- What you are asked to do: Read the lines that follow and pick out every one containing the word "items".

- Entries supplied:
[START]

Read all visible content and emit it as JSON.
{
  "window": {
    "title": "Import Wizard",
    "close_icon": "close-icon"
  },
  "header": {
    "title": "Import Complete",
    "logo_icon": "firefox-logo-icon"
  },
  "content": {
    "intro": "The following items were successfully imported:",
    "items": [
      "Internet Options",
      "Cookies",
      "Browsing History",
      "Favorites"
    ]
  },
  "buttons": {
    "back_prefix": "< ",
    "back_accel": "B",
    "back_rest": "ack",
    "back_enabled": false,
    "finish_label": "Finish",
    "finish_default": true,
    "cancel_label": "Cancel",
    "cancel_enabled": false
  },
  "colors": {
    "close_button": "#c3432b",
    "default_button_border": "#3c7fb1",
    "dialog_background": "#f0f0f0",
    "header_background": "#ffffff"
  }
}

[END]

- Solution below:
    "intro": "The following items were successfully imported:",
    "items": [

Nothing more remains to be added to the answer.